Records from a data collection
——

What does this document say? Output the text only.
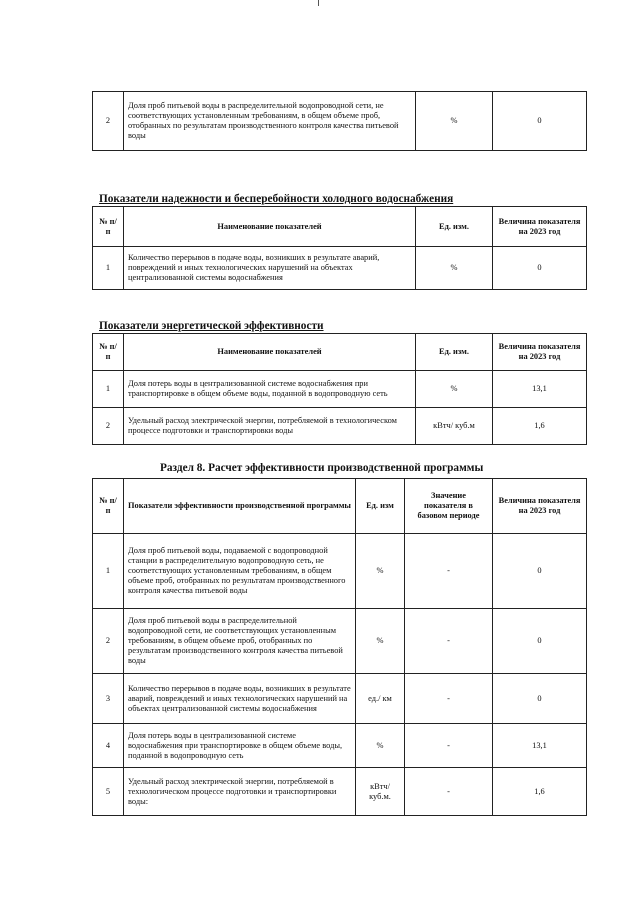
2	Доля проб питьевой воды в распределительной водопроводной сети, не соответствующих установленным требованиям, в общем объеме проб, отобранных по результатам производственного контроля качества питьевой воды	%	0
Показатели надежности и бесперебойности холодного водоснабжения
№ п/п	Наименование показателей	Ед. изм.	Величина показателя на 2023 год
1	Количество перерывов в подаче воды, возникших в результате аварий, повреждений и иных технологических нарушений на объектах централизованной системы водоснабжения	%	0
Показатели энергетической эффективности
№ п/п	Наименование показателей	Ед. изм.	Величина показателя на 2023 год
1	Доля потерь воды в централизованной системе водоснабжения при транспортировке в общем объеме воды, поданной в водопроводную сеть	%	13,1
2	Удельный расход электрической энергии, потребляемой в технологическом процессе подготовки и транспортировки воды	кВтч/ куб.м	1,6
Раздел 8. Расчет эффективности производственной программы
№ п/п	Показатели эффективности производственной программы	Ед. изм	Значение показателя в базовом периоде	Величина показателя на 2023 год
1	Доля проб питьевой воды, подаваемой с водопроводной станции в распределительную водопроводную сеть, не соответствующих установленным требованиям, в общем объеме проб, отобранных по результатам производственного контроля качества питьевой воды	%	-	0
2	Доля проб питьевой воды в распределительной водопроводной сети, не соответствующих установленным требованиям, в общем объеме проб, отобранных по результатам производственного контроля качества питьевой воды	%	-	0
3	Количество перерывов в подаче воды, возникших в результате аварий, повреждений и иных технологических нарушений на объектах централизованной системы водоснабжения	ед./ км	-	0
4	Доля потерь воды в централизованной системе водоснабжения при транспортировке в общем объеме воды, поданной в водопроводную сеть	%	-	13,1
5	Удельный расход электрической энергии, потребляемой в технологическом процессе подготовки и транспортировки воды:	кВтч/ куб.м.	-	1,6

——

Short task: Give the material again exactly as it is, but keep the pictures out.

Response below:
What does this document say? Output the text only.
2	Доля проб питьевой воды в распределительной водопроводной сети, не соответствующих установленным требованиям, в общем объеме проб, отобранных по результатам производственного контроля качества питьевой воды	%	0
Показатели надежности и бесперебойности холодного водоснабжения
№ п/п	Наименование показателей	Ед. изм.	Величина показателя на 2023 год
1	Количество перерывов в подаче воды, возникших в результате аварий, повреждений и иных технологических нарушений на объектах централизованной системы водоснабжения	%	0
Показатели энергетической эффективности
№ п/п	Наименование показателей	Ед. изм.	Величина показателя на 2023 год
1	Доля потерь воды в централизованной системе водоснабжения при транспортировке в общем объеме воды, поданной в водопроводную сеть	%	13,1
2	Удельный расход электрической энергии, потребляемой в технологическом процессе подготовки и транспортировки воды	кВтч/ куб.м	1,6
Раздел 8. Расчет эффективности производственной программы
№ п/п	Показатели эффективности производственной программы	Ед. изм	Значение показателя в базовом периоде	Величина показателя на 2023 год
1	Доля проб питьевой воды, подаваемой с водопроводной станции в распределительную водопроводную сеть, не соответствующих установленным требованиям, в общем объеме проб, отобранных по результатам производственного контроля качества питьевой воды	%	-	0
2	Доля проб питьевой воды в распределительной водопроводной сети, не соответствующих установленным требованиям, в общем объеме проб, отобранных по результатам производственного контроля качества питьевой воды	%	-	0
3	Количество перерывов в подаче воды, возникших в результате аварий, повреждений и иных технологических нарушений на объектах централизованной системы водоснабжения	ед./ км	-	0
4	Доля потерь воды в централизованной системе водоснабжения при транспортировке в общем объеме воды, поданной в водопроводную сеть	%	-	13,1
5	Удельный расход электрической энергии, потребляемой в технологическом процессе подготовки и транспортировки воды:	кВтч/ куб.м.	-	1,6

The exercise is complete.